───── DATA FOR THIS EXERCISE

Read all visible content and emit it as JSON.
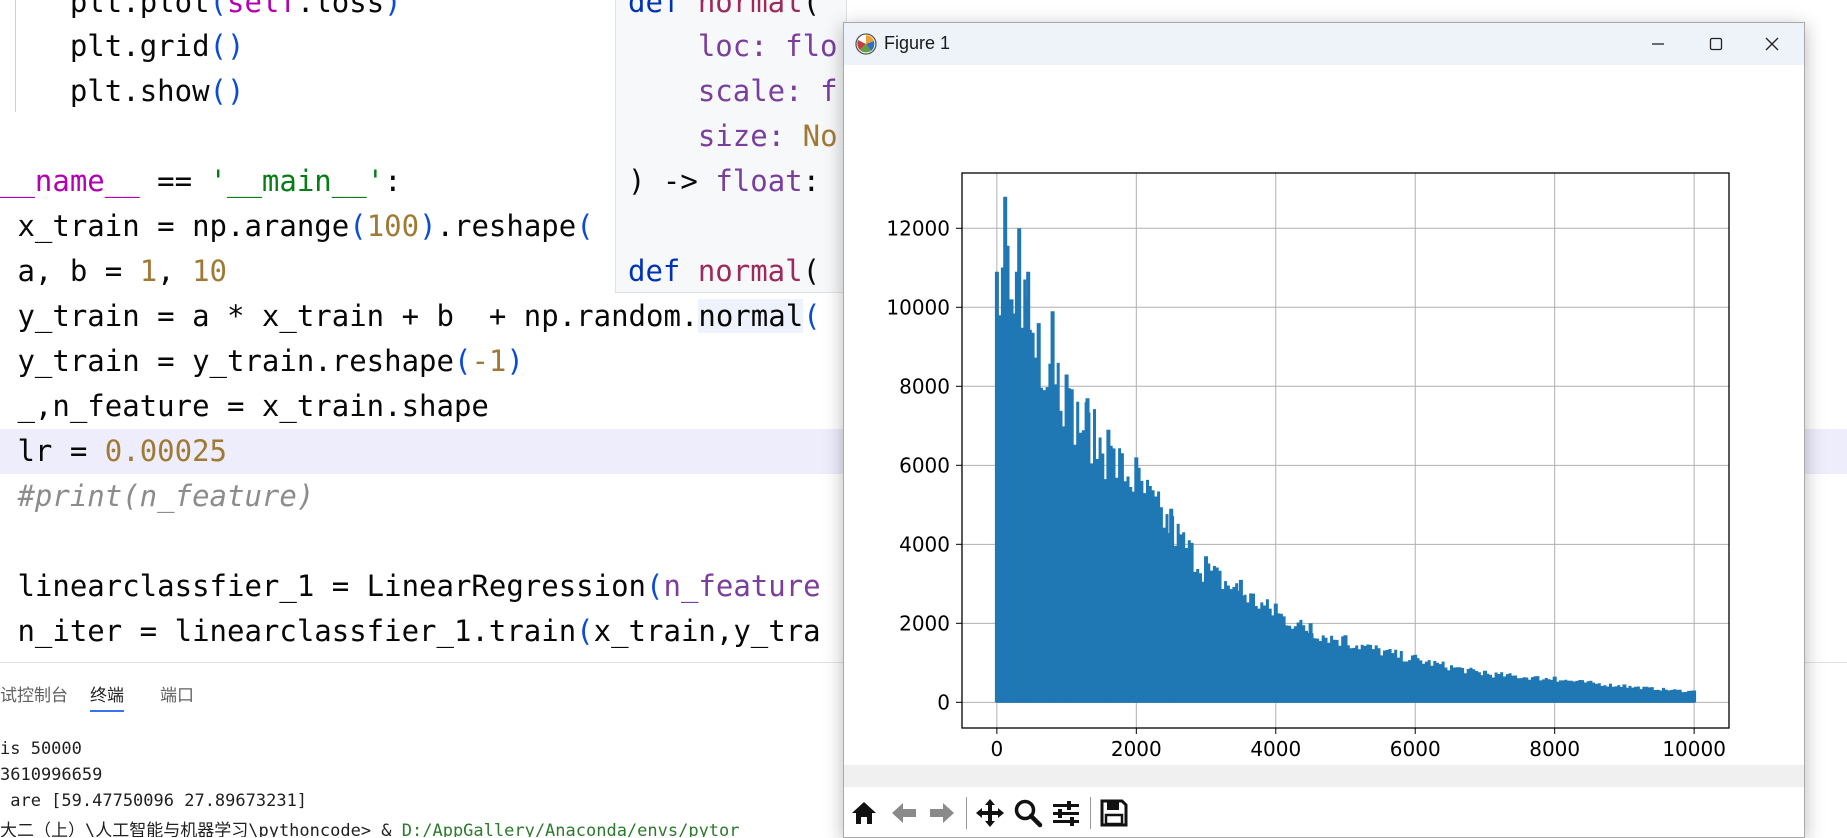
{
  "editor": {
    "lines": [
      {
        "id": "l1",
        "top": -20,
        "indent": "    ",
        "tokens": [
          {
            "t": "plt",
            "c": "t-norm"
          },
          {
            "t": ".",
            "c": "t-norm"
          },
          {
            "t": "plot",
            "c": "t-norm"
          },
          {
            "t": "(",
            "c": "t-par"
          },
          {
            "t": "self",
            "c": "t-dund"
          },
          {
            "t": ".loss",
            "c": "t-norm"
          },
          {
            "t": ")",
            "c": "t-par"
          }
        ]
      },
      {
        "id": "l2",
        "top": 24,
        "indent": "    ",
        "tokens": [
          {
            "t": "plt",
            "c": "t-norm"
          },
          {
            "t": ".",
            "c": "t-norm"
          },
          {
            "t": "grid",
            "c": "t-norm"
          },
          {
            "t": "()",
            "c": "t-par"
          }
        ]
      },
      {
        "id": "l3",
        "top": 69,
        "indent": "    ",
        "tokens": [
          {
            "t": "plt",
            "c": "t-norm"
          },
          {
            "t": ".",
            "c": "t-norm"
          },
          {
            "t": "show",
            "c": "t-norm"
          },
          {
            "t": "()",
            "c": "t-par"
          }
        ]
      },
      {
        "id": "l4",
        "top": 159,
        "indent": "",
        "tokens": [
          {
            "t": "__name__",
            "c": "t-dund"
          },
          {
            "t": " == ",
            "c": "t-norm"
          },
          {
            "t": "'__main__'",
            "c": "t-str"
          },
          {
            "t": ":",
            "c": "t-norm"
          }
        ]
      },
      {
        "id": "l5",
        "top": 204,
        "indent": " ",
        "tokens": [
          {
            "t": "x_train = np.",
            "c": "t-norm"
          },
          {
            "t": "arange",
            "c": "t-norm"
          },
          {
            "t": "(",
            "c": "t-par"
          },
          {
            "t": "100",
            "c": "t-num2"
          },
          {
            "t": ")",
            "c": "t-par"
          },
          {
            "t": ".reshape",
            "c": "t-norm"
          },
          {
            "t": "(",
            "c": "t-par"
          }
        ]
      },
      {
        "id": "l6",
        "top": 249,
        "indent": " ",
        "tokens": [
          {
            "t": "a, b = ",
            "c": "t-norm"
          },
          {
            "t": "1",
            "c": "t-num2"
          },
          {
            "t": ", ",
            "c": "t-norm"
          },
          {
            "t": "10",
            "c": "t-num2"
          }
        ]
      },
      {
        "id": "l7",
        "top": 294,
        "indent": " ",
        "tokens": [
          {
            "t": "y_train = a * x_train + b  + np.random.",
            "c": "t-norm"
          },
          {
            "t": "normal",
            "c": "t-norm t-call-hl"
          },
          {
            "t": "(",
            "c": "t-par"
          }
        ]
      },
      {
        "id": "l8",
        "top": 339,
        "indent": " ",
        "tokens": [
          {
            "t": "y_train = y_train.reshape",
            "c": "t-norm"
          },
          {
            "t": "(",
            "c": "t-par"
          },
          {
            "t": "-1",
            "c": "t-num2"
          },
          {
            "t": ")",
            "c": "t-par"
          }
        ]
      },
      {
        "id": "l9",
        "top": 384,
        "indent": " ",
        "tokens": [
          {
            "t": "_,n_feature = x_train.shape",
            "c": "t-norm"
          }
        ]
      },
      {
        "id": "l10",
        "top": 429,
        "indent": " ",
        "hl": true,
        "tokens": [
          {
            "t": "lr = ",
            "c": "t-norm"
          },
          {
            "t": "0.00025",
            "c": "t-num2"
          }
        ]
      },
      {
        "id": "l11",
        "top": 474,
        "indent": " ",
        "tokens": [
          {
            "t": "#print(n_feature)",
            "c": "t-comment"
          }
        ]
      },
      {
        "id": "l12",
        "top": 564,
        "indent": " ",
        "tokens": [
          {
            "t": "linearclassfier_1 = LinearRegression",
            "c": "t-norm"
          },
          {
            "t": "(",
            "c": "t-par"
          },
          {
            "t": "n_feature",
            "c": "t-param"
          }
        ]
      },
      {
        "id": "l13",
        "top": 609,
        "indent": " ",
        "tokens": [
          {
            "t": "n_iter = linearclassfier_1.train",
            "c": "t-norm"
          },
          {
            "t": "(",
            "c": "t-par"
          },
          {
            "t": "x_train,y_tra",
            "c": "t-norm"
          }
        ]
      }
    ]
  },
  "popup": {
    "lines": [
      {
        "top": -20,
        "tokens": [
          {
            "t": "def ",
            "c": "t-kw"
          },
          {
            "t": "normal",
            "c": "t-fn"
          },
          {
            "t": "(",
            "c": "t-norm"
          }
        ]
      },
      {
        "top": 24,
        "tokens": [
          {
            "t": "    loc: ",
            "c": "t-param"
          },
          {
            "t": "flo",
            "c": "t-param"
          }
        ]
      },
      {
        "top": 69,
        "tokens": [
          {
            "t": "    scale: ",
            "c": "t-param"
          },
          {
            "t": "f",
            "c": "t-param"
          }
        ]
      },
      {
        "top": 114,
        "tokens": [
          {
            "t": "    size: ",
            "c": "t-param"
          },
          {
            "t": "No",
            "c": "t-num2"
          }
        ]
      },
      {
        "top": 159,
        "tokens": [
          {
            "t": ") -> ",
            "c": "t-norm"
          },
          {
            "t": "float",
            "c": "t-param"
          },
          {
            "t": ":",
            "c": "t-norm"
          }
        ]
      },
      {
        "top": 249,
        "tokens": [
          {
            "t": "def ",
            "c": "t-kw"
          },
          {
            "t": "normal",
            "c": "t-fn"
          },
          {
            "t": "(",
            "c": "t-norm"
          }
        ]
      }
    ]
  },
  "terminal": {
    "tabs": [
      {
        "label": "试控制台",
        "active": false
      },
      {
        "label": "终端",
        "active": true
      },
      {
        "label": "端口",
        "active": false
      }
    ],
    "lines": [
      "is 50000",
      "3610996659",
      " are [59.47750096 27.89673231]"
    ],
    "prompt_prefix": "大二（上）\\人工智能与机器学习\\pythoncode> & ",
    "prompt_path": "D:/AppGallery/Anaconda/envs/pytor"
  },
  "figure": {
    "title": "Figure 1",
    "icons": {
      "app": "matplotlib-icon",
      "minimize": "minimize-icon",
      "maximize": "maximize-icon",
      "close": "close-icon"
    },
    "toolbar": [
      "home-icon",
      "back-icon",
      "forward-icon",
      "pan-icon",
      "zoom-icon",
      "configure-icon",
      "save-icon"
    ]
  },
  "chart_data": {
    "type": "line",
    "title": "",
    "xlabel": "",
    "ylabel": "",
    "xlim": [
      -500,
      10500
    ],
    "ylim": [
      -650,
      13400
    ],
    "x_ticks": [
      0,
      2000,
      4000,
      6000,
      8000,
      10000
    ],
    "y_ticks": [
      0,
      2000,
      4000,
      6000,
      8000,
      10000,
      12000
    ],
    "grid": true,
    "color": "#1f77b4",
    "series": [
      {
        "x": [
          0,
          50,
          120,
          210,
          320,
          450,
          600,
          800,
          1000,
          1300,
          1600,
          2000,
          2500,
          3000,
          3500,
          4000,
          4500,
          5000,
          6000,
          7000,
          8000,
          9000,
          10000
        ],
        "y": [
          10900,
          9800,
          12800,
          10200,
          12000,
          10900,
          9600,
          9900,
          8300,
          7700,
          6900,
          6200,
          4900,
          3700,
          3100,
          2500,
          2000,
          1700,
          1200,
          800,
          650,
          450,
          300
        ]
      }
    ]
  }
}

──────────

• OBJECTIVE: Return the material word for word. Pictures are not part of the copy.

• RESPONSE TO THIS EXERCISE:
Read all visible content and emit it as JSON.
{
  "editor": {
    "lines": [
      {
        "id": "l1",
        "top": -20,
        "indent": "    ",
        "tokens": [
          {
            "t": "plt",
            "c": "t-norm"
          },
          {
            "t": ".",
            "c": "t-norm"
          },
          {
            "t": "plot",
            "c": "t-norm"
          },
          {
            "t": "(",
            "c": "t-par"
          },
          {
            "t": "self",
            "c": "t-dund"
          },
          {
            "t": ".loss",
            "c": "t-norm"
          },
          {
            "t": ")",
            "c": "t-par"
          }
        ]
      },
      {
        "id": "l2",
        "top": 24,
        "indent": "    ",
        "tokens": [
          {
            "t": "plt",
            "c": "t-norm"
          },
          {
            "t": ".",
            "c": "t-norm"
          },
          {
            "t": "grid",
            "c": "t-norm"
          },
          {
            "t": "()",
            "c": "t-par"
          }
        ]
      },
      {
        "id": "l3",
        "top": 69,
        "indent": "    ",
        "tokens": [
          {
            "t": "plt",
            "c": "t-norm"
          },
          {
            "t": ".",
            "c": "t-norm"
          },
          {
            "t": "show",
            "c": "t-norm"
          },
          {
            "t": "()",
            "c": "t-par"
          }
        ]
      },
      {
        "id": "l4",
        "top": 159,
        "indent": "",
        "tokens": [
          {
            "t": "__name__",
            "c": "t-dund"
          },
          {
            "t": " == ",
            "c": "t-norm"
          },
          {
            "t": "'__main__'",
            "c": "t-str"
          },
          {
            "t": ":",
            "c": "t-norm"
          }
        ]
      },
      {
        "id": "l5",
        "top": 204,
        "indent": " ",
        "tokens": [
          {
            "t": "x_train = np.",
            "c": "t-norm"
          },
          {
            "t": "arange",
            "c": "t-norm"
          },
          {
            "t": "(",
            "c": "t-par"
          },
          {
            "t": "100",
            "c": "t-num2"
          },
          {
            "t": ")",
            "c": "t-par"
          },
          {
            "t": ".reshape",
            "c": "t-norm"
          },
          {
            "t": "(",
            "c": "t-par"
          }
        ]
      },
      {
        "id": "l6",
        "top": 249,
        "indent": " ",
        "tokens": [
          {
            "t": "a, b = ",
            "c": "t-norm"
          },
          {
            "t": "1",
            "c": "t-num2"
          },
          {
            "t": ", ",
            "c": "t-norm"
          },
          {
            "t": "10",
            "c": "t-num2"
          }
        ]
      },
      {
        "id": "l7",
        "top": 294,
        "indent": " ",
        "tokens": [
          {
            "t": "y_train = a * x_train + b  + np.random.",
            "c": "t-norm"
          },
          {
            "t": "normal",
            "c": "t-norm t-call-hl"
          },
          {
            "t": "(",
            "c": "t-par"
          }
        ]
      },
      {
        "id": "l8",
        "top": 339,
        "indent": " ",
        "tokens": [
          {
            "t": "y_train = y_train.reshape",
            "c": "t-norm"
          },
          {
            "t": "(",
            "c": "t-par"
          },
          {
            "t": "-1",
            "c": "t-num2"
          },
          {
            "t": ")",
            "c": "t-par"
          }
        ]
      },
      {
        "id": "l9",
        "top": 384,
        "indent": " ",
        "tokens": [
          {
            "t": "_,n_feature = x_train.shape",
            "c": "t-norm"
          }
        ]
      },
      {
        "id": "l10",
        "top": 429,
        "indent": " ",
        "hl": true,
        "tokens": [
          {
            "t": "lr = ",
            "c": "t-norm"
          },
          {
            "t": "0.00025",
            "c": "t-num2"
          }
        ]
      },
      {
        "id": "l11",
        "top": 474,
        "indent": " ",
        "tokens": [
          {
            "t": "#print(n_feature)",
            "c": "t-comment"
          }
        ]
      },
      {
        "id": "l12",
        "top": 564,
        "indent": " ",
        "tokens": [
          {
            "t": "linearclassfier_1 = LinearRegression",
            "c": "t-norm"
          },
          {
            "t": "(",
            "c": "t-par"
          },
          {
            "t": "n_feature",
            "c": "t-param"
          }
        ]
      },
      {
        "id": "l13",
        "top": 609,
        "indent": " ",
        "tokens": [
          {
            "t": "n_iter = linearclassfier_1.train",
            "c": "t-norm"
          },
          {
            "t": "(",
            "c": "t-par"
          },
          {
            "t": "x_train,y_tra",
            "c": "t-norm"
          }
        ]
      }
    ]
  },
  "popup": {
    "lines": [
      {
        "top": -20,
        "tokens": [
          {
            "t": "def ",
            "c": "t-kw"
          },
          {
            "t": "normal",
            "c": "t-fn"
          },
          {
            "t": "(",
            "c": "t-norm"
          }
        ]
      },
      {
        "top": 24,
        "tokens": [
          {
            "t": "    loc: ",
            "c": "t-param"
          },
          {
            "t": "flo",
            "c": "t-param"
          }
        ]
      },
      {
        "top": 69,
        "tokens": [
          {
            "t": "    scale: ",
            "c": "t-param"
          },
          {
            "t": "f",
            "c": "t-param"
          }
        ]
      },
      {
        "top": 114,
        "tokens": [
          {
            "t": "    size: ",
            "c": "t-param"
          },
          {
            "t": "No",
            "c": "t-num2"
          }
        ]
      },
      {
        "top": 159,
        "tokens": [
          {
            "t": ") -> ",
            "c": "t-norm"
          },
          {
            "t": "float",
            "c": "t-param"
          },
          {
            "t": ":",
            "c": "t-norm"
          }
        ]
      },
      {
        "top": 249,
        "tokens": [
          {
            "t": "def ",
            "c": "t-kw"
          },
          {
            "t": "normal",
            "c": "t-fn"
          },
          {
            "t": "(",
            "c": "t-norm"
          }
        ]
      }
    ]
  },
  "terminal": {
    "tabs": [
      {
        "label": "试控制台",
        "active": false
      },
      {
        "label": "终端",
        "active": true
      },
      {
        "label": "端口",
        "active": false
      }
    ],
    "lines": [
      "is 50000",
      "3610996659",
      " are [59.47750096 27.89673231]"
    ],
    "prompt_prefix": "大二（上）\\人工智能与机器学习\\pythoncode> & ",
    "prompt_path": "D:/AppGallery/Anaconda/envs/pytor"
  },
  "figure": {
    "title": "Figure 1",
    "icons": {
      "app": "matplotlib-icon",
      "minimize": "minimize-icon",
      "maximize": "maximize-icon",
      "close": "close-icon"
    },
    "toolbar": [
      "home-icon",
      "back-icon",
      "forward-icon",
      "pan-icon",
      "zoom-icon",
      "configure-icon",
      "save-icon"
    ]
  },
  "chart_data": {
    "type": "line",
    "title": "",
    "xlabel": "",
    "ylabel": "",
    "xlim": [
      -500,
      10500
    ],
    "ylim": [
      -650,
      13400
    ],
    "x_ticks": [
      0,
      2000,
      4000,
      6000,
      8000,
      10000
    ],
    "y_ticks": [
      0,
      2000,
      4000,
      6000,
      8000,
      10000,
      12000
    ],
    "grid": true,
    "color": "#1f77b4",
    "series": [
      {
        "x": [
          0,
          50,
          120,
          210,
          320,
          450,
          600,
          800,
          1000,
          1300,
          1600,
          2000,
          2500,
          3000,
          3500,
          4000,
          4500,
          5000,
          6000,
          7000,
          8000,
          9000,
          10000
        ],
        "y": [
          10900,
          9800,
          12800,
          10200,
          12000,
          10900,
          9600,
          9900,
          8300,
          7700,
          6900,
          6200,
          4900,
          3700,
          3100,
          2500,
          2000,
          1700,
          1200,
          800,
          650,
          450,
          300
        ]
      }
    ]
  }
}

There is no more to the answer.